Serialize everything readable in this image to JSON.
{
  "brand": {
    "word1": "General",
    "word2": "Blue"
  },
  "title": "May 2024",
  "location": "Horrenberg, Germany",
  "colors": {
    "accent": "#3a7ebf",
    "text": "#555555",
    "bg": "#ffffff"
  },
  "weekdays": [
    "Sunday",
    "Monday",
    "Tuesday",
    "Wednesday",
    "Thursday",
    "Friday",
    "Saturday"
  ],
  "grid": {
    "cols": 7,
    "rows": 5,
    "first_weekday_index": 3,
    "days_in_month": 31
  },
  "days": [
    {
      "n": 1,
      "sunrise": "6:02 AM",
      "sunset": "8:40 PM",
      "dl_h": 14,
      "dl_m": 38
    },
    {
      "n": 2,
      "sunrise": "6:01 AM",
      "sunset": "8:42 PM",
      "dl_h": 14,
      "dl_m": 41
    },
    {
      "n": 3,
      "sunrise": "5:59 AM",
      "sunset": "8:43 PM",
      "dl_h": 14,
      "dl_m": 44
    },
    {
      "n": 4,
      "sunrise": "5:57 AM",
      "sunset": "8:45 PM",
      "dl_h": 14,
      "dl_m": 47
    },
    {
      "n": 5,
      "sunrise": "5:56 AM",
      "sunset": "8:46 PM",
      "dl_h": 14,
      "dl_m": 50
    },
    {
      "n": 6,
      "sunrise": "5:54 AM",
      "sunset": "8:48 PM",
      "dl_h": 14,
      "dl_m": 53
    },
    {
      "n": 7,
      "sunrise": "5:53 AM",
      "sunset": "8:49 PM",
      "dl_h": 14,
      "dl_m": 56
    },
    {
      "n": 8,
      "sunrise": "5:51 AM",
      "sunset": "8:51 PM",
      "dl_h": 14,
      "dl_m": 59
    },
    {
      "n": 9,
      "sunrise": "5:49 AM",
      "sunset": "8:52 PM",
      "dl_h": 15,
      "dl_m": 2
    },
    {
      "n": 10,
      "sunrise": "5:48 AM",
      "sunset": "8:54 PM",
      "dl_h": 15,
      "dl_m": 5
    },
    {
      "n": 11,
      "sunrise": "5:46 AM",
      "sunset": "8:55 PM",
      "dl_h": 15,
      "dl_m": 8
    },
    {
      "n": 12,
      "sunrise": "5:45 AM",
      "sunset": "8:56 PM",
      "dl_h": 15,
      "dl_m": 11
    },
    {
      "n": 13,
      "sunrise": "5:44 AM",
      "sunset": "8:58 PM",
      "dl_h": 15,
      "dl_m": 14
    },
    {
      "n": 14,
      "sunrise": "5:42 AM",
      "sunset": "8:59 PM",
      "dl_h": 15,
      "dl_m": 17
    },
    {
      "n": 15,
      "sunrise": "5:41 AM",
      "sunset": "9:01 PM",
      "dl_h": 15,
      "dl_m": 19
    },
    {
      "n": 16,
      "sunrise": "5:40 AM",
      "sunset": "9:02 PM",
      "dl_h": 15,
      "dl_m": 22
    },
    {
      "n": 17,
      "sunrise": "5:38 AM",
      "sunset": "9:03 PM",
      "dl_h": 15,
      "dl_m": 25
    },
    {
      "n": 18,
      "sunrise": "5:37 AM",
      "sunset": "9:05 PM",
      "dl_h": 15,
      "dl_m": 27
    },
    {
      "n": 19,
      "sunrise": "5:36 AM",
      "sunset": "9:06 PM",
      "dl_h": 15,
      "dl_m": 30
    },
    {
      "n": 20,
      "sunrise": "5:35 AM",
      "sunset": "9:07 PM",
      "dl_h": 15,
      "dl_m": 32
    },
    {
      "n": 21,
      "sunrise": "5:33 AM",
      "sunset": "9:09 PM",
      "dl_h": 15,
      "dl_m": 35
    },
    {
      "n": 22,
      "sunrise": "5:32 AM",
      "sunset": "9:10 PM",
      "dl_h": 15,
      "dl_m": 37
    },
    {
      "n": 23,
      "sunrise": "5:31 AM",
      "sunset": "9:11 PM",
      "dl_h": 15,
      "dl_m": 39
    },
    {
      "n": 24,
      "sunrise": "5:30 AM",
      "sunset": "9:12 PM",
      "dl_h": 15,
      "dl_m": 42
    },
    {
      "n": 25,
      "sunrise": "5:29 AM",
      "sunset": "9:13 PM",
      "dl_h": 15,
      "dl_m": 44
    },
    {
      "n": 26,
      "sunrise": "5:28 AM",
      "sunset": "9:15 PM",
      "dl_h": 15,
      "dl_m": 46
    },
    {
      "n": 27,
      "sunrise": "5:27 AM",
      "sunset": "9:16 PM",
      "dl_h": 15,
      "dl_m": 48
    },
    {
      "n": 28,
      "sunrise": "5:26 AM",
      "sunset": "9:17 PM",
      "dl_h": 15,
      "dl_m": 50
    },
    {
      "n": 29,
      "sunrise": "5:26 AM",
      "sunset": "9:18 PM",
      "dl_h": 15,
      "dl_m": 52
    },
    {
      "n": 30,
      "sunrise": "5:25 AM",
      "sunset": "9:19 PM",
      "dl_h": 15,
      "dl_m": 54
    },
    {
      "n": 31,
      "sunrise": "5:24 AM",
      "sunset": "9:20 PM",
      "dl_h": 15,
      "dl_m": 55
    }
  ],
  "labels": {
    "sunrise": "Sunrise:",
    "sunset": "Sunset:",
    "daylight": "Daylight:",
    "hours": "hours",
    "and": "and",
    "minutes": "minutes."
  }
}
•••
### TASK BRIEF:
Write the whole listing out again. Keep every line exactly as it is.

### EXPECTED OUTPUT:
Serialize everything readable in this image to JSON.
{
  "brand": {
    "word1": "General",
    "word2": "Blue"
  },
  "title": "May 2024",
  "location": "Horrenberg, Germany",
  "colors": {
    "accent": "#3a7ebf",
    "text": "#555555",
    "bg": "#ffffff"
  },
  "weekdays": [
    "Sunday",
    "Monday",
    "Tuesday",
    "Wednesday",
    "Thursday",
    "Friday",
    "Saturday"
  ],
  "grid": {
    "cols": 7,
    "rows": 5,
    "first_weekday_index": 3,
    "days_in_month": 31
  },
  "days": [
    {
      "n": 1,
      "sunrise": "6:02 AM",
      "sunset": "8:40 PM",
      "dl_h": 14,
      "dl_m": 38
    },
    {
      "n": 2,
      "sunrise": "6:01 AM",
      "sunset": "8:42 PM",
      "dl_h": 14,
      "dl_m": 41
    },
    {
      "n": 3,
      "sunrise": "5:59 AM",
      "sunset": "8:43 PM",
      "dl_h": 14,
      "dl_m": 44
    },
    {
      "n": 4,
      "sunrise": "5:57 AM",
      "sunset": "8:45 PM",
      "dl_h": 14,
      "dl_m": 47
    },
    {
      "n": 5,
      "sunrise": "5:56 AM",
      "sunset": "8:46 PM",
      "dl_h": 14,
      "dl_m": 50
    },
    {
      "n": 6,
      "sunrise": "5:54 AM",
      "sunset": "8:48 PM",
      "dl_h": 14,
      "dl_m": 53
    },
    {
      "n": 7,
      "sunrise": "5:53 AM",
      "sunset": "8:49 PM",
      "dl_h": 14,
      "dl_m": 56
    },
    {
      "n": 8,
      "sunrise": "5:51 AM",
      "sunset": "8:51 PM",
      "dl_h": 14,
      "dl_m": 59
    },
    {
      "n": 9,
      "sunrise": "5:49 AM",
      "sunset": "8:52 PM",
      "dl_h": 15,
      "dl_m": 2
    },
    {
      "n": 10,
      "sunrise": "5:48 AM",
      "sunset": "8:54 PM",
      "dl_h": 15,
      "dl_m": 5
    },
    {
      "n": 11,
      "sunrise": "5:46 AM",
      "sunset": "8:55 PM",
      "dl_h": 15,
      "dl_m": 8
    },
    {
      "n": 12,
      "sunrise": "5:45 AM",
      "sunset": "8:56 PM",
      "dl_h": 15,
      "dl_m": 11
    },
    {
      "n": 13,
      "sunrise": "5:44 AM",
      "sunset": "8:58 PM",
      "dl_h": 15,
      "dl_m": 14
    },
    {
      "n": 14,
      "sunrise": "5:42 AM",
      "sunset": "8:59 PM",
      "dl_h": 15,
      "dl_m": 17
    },
    {
      "n": 15,
      "sunrise": "5:41 AM",
      "sunset": "9:01 PM",
      "dl_h": 15,
      "dl_m": 19
    },
    {
      "n": 16,
      "sunrise": "5:40 AM",
      "sunset": "9:02 PM",
      "dl_h": 15,
      "dl_m": 22
    },
    {
      "n": 17,
      "sunrise": "5:38 AM",
      "sunset": "9:03 PM",
      "dl_h": 15,
      "dl_m": 25
    },
    {
      "n": 18,
      "sunrise": "5:37 AM",
      "sunset": "9:05 PM",
      "dl_h": 15,
      "dl_m": 27
    },
    {
      "n": 19,
      "sunrise": "5:36 AM",
      "sunset": "9:06 PM",
      "dl_h": 15,
      "dl_m": 30
    },
    {
      "n": 20,
      "sunrise": "5:35 AM",
      "sunset": "9:07 PM",
      "dl_h": 15,
      "dl_m": 32
    },
    {
      "n": 21,
      "sunrise": "5:33 AM",
      "sunset": "9:09 PM",
      "dl_h": 15,
      "dl_m": 35
    },
    {
      "n": 22,
      "sunrise": "5:32 AM",
      "sunset": "9:10 PM",
      "dl_h": 15,
      "dl_m": 37
    },
    {
      "n": 23,
      "sunrise": "5:31 AM",
      "sunset": "9:11 PM",
      "dl_h": 15,
      "dl_m": 39
    },
    {
      "n": 24,
      "sunrise": "5:30 AM",
      "sunset": "9:12 PM",
      "dl_h": 15,
      "dl_m": 42
    },
    {
      "n": 25,
      "sunrise": "5:29 AM",
      "sunset": "9:13 PM",
      "dl_h": 15,
      "dl_m": 44
    },
    {
      "n": 26,
      "sunrise": "5:28 AM",
      "sunset": "9:15 PM",
      "dl_h": 15,
      "dl_m": 46
    },
    {
      "n": 27,
      "sunrise": "5:27 AM",
      "sunset": "9:16 PM",
      "dl_h": 15,
      "dl_m": 48
    },
    {
      "n": 28,
      "sunrise": "5:26 AM",
      "sunset": "9:17 PM",
      "dl_h": 15,
      "dl_m": 50
    },
    {
      "n": 29,
      "sunrise": "5:26 AM",
      "sunset": "9:18 PM",
      "dl_h": 15,
      "dl_m": 52
    },
    {
      "n": 30,
      "sunrise": "5:25 AM",
      "sunset": "9:19 PM",
      "dl_h": 15,
      "dl_m": 54
    },
    {
      "n": 31,
      "sunrise": "5:24 AM",
      "sunset": "9:20 PM",
      "dl_h": 15,
      "dl_m": 55
    }
  ],
  "labels": {
    "sunrise": "Sunrise:",
    "sunset": "Sunset:",
    "daylight": "Daylight:",
    "hours": "hours",
    "and": "and",
    "minutes": "minutes."
  }
}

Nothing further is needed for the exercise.